** start Data listing **

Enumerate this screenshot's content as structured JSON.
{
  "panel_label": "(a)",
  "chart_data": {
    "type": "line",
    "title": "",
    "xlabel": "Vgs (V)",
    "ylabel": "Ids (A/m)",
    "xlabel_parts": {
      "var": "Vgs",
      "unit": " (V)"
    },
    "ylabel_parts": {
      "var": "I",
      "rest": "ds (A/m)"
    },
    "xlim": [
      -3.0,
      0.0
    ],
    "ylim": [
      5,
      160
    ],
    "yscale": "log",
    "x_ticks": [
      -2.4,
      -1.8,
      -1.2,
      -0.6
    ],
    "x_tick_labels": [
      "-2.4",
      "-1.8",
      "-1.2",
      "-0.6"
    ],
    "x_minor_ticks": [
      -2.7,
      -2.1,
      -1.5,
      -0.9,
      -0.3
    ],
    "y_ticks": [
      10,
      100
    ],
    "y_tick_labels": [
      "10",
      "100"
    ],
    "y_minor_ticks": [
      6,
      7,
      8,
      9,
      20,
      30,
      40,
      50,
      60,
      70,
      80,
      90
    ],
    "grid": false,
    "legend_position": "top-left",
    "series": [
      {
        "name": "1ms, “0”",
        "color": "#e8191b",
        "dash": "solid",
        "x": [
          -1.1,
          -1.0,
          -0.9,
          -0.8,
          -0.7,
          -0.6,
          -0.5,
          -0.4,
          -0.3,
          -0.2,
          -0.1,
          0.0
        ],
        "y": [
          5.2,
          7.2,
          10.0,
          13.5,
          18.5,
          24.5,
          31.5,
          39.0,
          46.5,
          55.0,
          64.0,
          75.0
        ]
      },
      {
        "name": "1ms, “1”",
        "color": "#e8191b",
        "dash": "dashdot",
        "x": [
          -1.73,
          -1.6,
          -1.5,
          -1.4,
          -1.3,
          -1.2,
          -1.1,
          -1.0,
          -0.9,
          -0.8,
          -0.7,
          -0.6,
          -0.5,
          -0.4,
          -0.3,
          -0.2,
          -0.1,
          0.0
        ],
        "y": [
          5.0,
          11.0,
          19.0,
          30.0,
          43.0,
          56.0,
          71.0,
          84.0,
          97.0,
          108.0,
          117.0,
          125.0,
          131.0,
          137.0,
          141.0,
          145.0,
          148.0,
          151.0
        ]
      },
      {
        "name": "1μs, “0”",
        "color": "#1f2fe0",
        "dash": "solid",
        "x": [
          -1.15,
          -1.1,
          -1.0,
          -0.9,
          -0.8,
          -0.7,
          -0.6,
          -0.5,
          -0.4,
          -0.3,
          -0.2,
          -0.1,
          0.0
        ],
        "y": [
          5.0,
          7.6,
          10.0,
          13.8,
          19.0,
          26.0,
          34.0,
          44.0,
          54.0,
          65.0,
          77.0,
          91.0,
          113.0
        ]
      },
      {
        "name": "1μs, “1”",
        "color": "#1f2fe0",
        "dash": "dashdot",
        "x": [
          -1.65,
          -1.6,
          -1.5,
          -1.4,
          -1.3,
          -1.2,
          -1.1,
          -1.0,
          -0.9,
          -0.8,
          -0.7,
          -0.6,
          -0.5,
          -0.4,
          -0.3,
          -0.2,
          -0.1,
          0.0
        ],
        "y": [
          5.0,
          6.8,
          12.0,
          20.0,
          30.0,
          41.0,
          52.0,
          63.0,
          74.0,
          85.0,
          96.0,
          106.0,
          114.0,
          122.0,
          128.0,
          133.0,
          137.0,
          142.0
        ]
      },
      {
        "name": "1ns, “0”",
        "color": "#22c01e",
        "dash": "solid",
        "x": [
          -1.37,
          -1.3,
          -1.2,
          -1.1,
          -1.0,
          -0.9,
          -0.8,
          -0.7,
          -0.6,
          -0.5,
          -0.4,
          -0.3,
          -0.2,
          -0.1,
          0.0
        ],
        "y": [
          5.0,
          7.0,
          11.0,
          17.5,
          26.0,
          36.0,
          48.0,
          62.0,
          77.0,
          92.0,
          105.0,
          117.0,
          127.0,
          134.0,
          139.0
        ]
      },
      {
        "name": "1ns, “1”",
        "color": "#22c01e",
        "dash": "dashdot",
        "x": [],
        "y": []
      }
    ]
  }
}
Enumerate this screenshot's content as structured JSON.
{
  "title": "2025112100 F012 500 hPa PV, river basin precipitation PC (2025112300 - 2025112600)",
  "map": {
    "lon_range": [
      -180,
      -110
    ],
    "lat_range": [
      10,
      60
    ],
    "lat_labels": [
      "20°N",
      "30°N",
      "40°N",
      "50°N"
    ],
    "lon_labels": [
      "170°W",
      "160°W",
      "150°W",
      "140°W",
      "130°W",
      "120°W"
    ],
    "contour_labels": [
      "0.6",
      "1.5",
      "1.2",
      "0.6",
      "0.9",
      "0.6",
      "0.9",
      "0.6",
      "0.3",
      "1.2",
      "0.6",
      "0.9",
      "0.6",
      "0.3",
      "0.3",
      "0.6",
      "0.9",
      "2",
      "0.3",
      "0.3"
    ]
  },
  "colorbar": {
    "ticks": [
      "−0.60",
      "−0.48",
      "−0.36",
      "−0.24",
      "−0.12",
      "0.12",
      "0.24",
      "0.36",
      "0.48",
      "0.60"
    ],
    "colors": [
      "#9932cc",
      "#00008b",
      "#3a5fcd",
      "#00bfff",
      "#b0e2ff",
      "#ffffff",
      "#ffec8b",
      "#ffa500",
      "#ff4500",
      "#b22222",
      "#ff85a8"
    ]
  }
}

** end Data listing **

=== What this task involves ===
Filter the entries down to the lines containing "name". Copy each of those lines.

=== The output ===
        "name": "1ms, “0”",
        "name": "1ms, “1”",
        "name": "1μs, “0”",
        "name": "1μs, “1”",
        "name": "1ns, “0”",
        "name": "1ns, “1”",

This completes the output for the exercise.